■ GIVEN TASK:
The records that follow are to be repeated without alteration.

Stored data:
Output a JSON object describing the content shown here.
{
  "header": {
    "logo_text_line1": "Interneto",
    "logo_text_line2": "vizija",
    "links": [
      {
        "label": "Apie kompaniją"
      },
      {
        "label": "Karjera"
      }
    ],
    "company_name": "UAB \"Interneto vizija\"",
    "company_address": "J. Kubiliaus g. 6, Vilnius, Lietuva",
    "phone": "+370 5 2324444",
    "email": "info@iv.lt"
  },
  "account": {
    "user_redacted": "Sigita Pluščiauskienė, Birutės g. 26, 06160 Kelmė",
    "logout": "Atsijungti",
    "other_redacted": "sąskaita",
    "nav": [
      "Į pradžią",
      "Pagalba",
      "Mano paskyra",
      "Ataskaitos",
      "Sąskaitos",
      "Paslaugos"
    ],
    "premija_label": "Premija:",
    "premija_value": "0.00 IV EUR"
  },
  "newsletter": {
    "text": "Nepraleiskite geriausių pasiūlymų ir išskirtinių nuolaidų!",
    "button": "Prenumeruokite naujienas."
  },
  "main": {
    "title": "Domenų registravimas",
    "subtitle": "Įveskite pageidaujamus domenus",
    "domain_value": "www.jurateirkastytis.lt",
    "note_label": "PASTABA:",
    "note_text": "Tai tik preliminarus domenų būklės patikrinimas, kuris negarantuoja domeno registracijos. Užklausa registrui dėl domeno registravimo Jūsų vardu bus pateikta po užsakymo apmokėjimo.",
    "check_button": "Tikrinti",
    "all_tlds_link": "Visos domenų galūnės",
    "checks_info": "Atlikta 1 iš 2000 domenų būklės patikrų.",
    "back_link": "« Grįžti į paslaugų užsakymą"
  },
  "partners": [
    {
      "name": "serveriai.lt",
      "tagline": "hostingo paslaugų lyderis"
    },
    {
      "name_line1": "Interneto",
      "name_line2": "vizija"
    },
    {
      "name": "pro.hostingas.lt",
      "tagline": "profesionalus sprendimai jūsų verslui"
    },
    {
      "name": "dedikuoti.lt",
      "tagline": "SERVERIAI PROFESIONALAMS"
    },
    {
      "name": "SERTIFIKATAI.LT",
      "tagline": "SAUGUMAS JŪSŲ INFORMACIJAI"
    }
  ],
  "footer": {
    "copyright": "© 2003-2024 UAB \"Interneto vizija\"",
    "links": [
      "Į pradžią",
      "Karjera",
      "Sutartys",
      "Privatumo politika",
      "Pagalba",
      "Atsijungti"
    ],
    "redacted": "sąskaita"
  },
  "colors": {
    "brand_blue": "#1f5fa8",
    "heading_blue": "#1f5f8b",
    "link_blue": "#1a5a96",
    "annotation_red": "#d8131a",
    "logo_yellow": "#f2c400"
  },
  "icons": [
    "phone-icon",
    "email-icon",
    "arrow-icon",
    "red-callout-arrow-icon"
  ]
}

■ IN RESPONSE:
Output a JSON object describing the content shown here.
{
  "header": {
    "logo_text_line1": "Interneto",
    "logo_text_line2": "vizija",
    "links": [
      {
        "label": "Apie kompaniją"
      },
      {
        "label": "Karjera"
      }
    ],
    "company_name": "UAB \"Interneto vizija\"",
    "company_address": "J. Kubiliaus g. 6, Vilnius, Lietuva",
    "phone": "+370 5 2324444",
    "email": "info@iv.lt"
  },
  "account": {
    "user_redacted": "Sigita Pluščiauskienė, Birutės g. 26, 06160 Kelmė",
    "logout": "Atsijungti",
    "other_redacted": "sąskaita",
    "nav": [
      "Į pradžią",
      "Pagalba",
      "Mano paskyra",
      "Ataskaitos",
      "Sąskaitos",
      "Paslaugos"
    ],
    "premija_label": "Premija:",
    "premija_value": "0.00 IV EUR"
  },
  "newsletter": {
    "text": "Nepraleiskite geriausių pasiūlymų ir išskirtinių nuolaidų!",
    "button": "Prenumeruokite naujienas."
  },
  "main": {
    "title": "Domenų registravimas",
    "subtitle": "Įveskite pageidaujamus domenus",
    "domain_value": "www.jurateirkastytis.lt",
    "note_label": "PASTABA:",
    "note_text": "Tai tik preliminarus domenų būklės patikrinimas, kuris negarantuoja domeno registracijos. Užklausa registrui dėl domeno registravimo Jūsų vardu bus pateikta po užsakymo apmokėjimo.",
    "check_button": "Tikrinti",
    "all_tlds_link": "Visos domenų galūnės",
    "checks_info": "Atlikta 1 iš 2000 domenų būklės patikrų.",
    "back_link": "« Grįžti į paslaugų užsakymą"
  },
  "partners": [
    {
      "name": "serveriai.lt",
      "tagline": "hostingo paslaugų lyderis"
    },
    {
      "name_line1": "Interneto",
      "name_line2": "vizija"
    },
    {
      "name": "pro.hostingas.lt",
      "tagline": "profesionalus sprendimai jūsų verslui"
    },
    {
      "name": "dedikuoti.lt",
      "tagline": "SERVERIAI PROFESIONALAMS"
    },
    {
      "name": "SERTIFIKATAI.LT",
      "tagline": "SAUGUMAS JŪSŲ INFORMACIJAI"
    }
  ],
  "footer": {
    "copyright": "© 2003-2024 UAB \"Interneto vizija\"",
    "links": [
      "Į pradžią",
      "Karjera",
      "Sutartys",
      "Privatumo politika",
      "Pagalba",
      "Atsijungti"
    ],
    "redacted": "sąskaita"
  },
  "colors": {
    "brand_blue": "#1f5fa8",
    "heading_blue": "#1f5f8b",
    "link_blue": "#1a5a96",
    "annotation_red": "#d8131a",
    "logo_yellow": "#f2c400"
  },
  "icons": [
    "phone-icon",
    "email-icon",
    "arrow-icon",
    "red-callout-arrow-icon"
  ]
}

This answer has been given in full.